**WORK TO BE COMPLETED**
Quote the entries in full, character for character, without their images.
_ _ _ _ _
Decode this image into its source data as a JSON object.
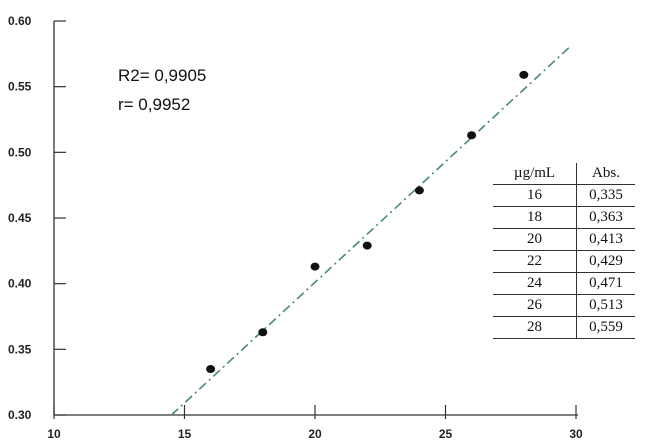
{
  "chart_data": {
    "type": "scatter",
    "x_ticks": [
      10,
      15,
      20,
      25,
      30
    ],
    "y_ticks": [
      "0.30",
      "0.35",
      "0.40",
      "0.45",
      "0.50",
      "0.55",
      "0.60"
    ],
    "xlim": [
      10,
      30
    ],
    "ylim": [
      0.3,
      0.6
    ],
    "points": [
      {
        "x": 16,
        "y": 0.335
      },
      {
        "x": 18,
        "y": 0.363
      },
      {
        "x": 20,
        "y": 0.413
      },
      {
        "x": 22,
        "y": 0.429
      },
      {
        "x": 24,
        "y": 0.471
      },
      {
        "x": 26,
        "y": 0.513
      },
      {
        "x": 28,
        "y": 0.559
      }
    ],
    "trendline": {
      "x_start": 14.5,
      "y_start": 0.3,
      "x_end": 29.8,
      "y_end": 0.581
    },
    "annotations": {
      "r2": "R2= 0,9905",
      "r": "r= 0,9952"
    },
    "table": {
      "headers": [
        "µg/mL",
        "Abs."
      ],
      "rows": [
        [
          "16",
          "0,335"
        ],
        [
          "18",
          "0,363"
        ],
        [
          "20",
          "0,413"
        ],
        [
          "22",
          "0,429"
        ],
        [
          "24",
          "0,471"
        ],
        [
          "26",
          "0,513"
        ],
        [
          "28",
          "0,559"
        ]
      ]
    },
    "grid": false,
    "colors": {
      "axis": "#333333",
      "point": "#111111",
      "trendline": "#4a8a6a"
    }
  }
}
_ _ _ _ _
**PROBLEM SOLUTION**
Decode this image into its source data as a JSON object.
{
  "chart_data": {
    "type": "scatter",
    "x_ticks": [
      10,
      15,
      20,
      25,
      30
    ],
    "y_ticks": [
      "0.30",
      "0.35",
      "0.40",
      "0.45",
      "0.50",
      "0.55",
      "0.60"
    ],
    "xlim": [
      10,
      30
    ],
    "ylim": [
      0.3,
      0.6
    ],
    "points": [
      {
        "x": 16,
        "y": 0.335
      },
      {
        "x": 18,
        "y": 0.363
      },
      {
        "x": 20,
        "y": 0.413
      },
      {
        "x": 22,
        "y": 0.429
      },
      {
        "x": 24,
        "y": 0.471
      },
      {
        "x": 26,
        "y": 0.513
      },
      {
        "x": 28,
        "y": 0.559
      }
    ],
    "trendline": {
      "x_start": 14.5,
      "y_start": 0.3,
      "x_end": 29.8,
      "y_end": 0.581
    },
    "annotations": {
      "r2": "R2= 0,9905",
      "r": "r= 0,9952"
    },
    "table": {
      "headers": [
        "µg/mL",
        "Abs."
      ],
      "rows": [
        [
          "16",
          "0,335"
        ],
        [
          "18",
          "0,363"
        ],
        [
          "20",
          "0,413"
        ],
        [
          "22",
          "0,429"
        ],
        [
          "24",
          "0,471"
        ],
        [
          "26",
          "0,513"
        ],
        [
          "28",
          "0,559"
        ]
      ]
    },
    "grid": false,
    "colors": {
      "axis": "#333333",
      "point": "#111111",
      "trendline": "#4a8a6a"
    }
  }
}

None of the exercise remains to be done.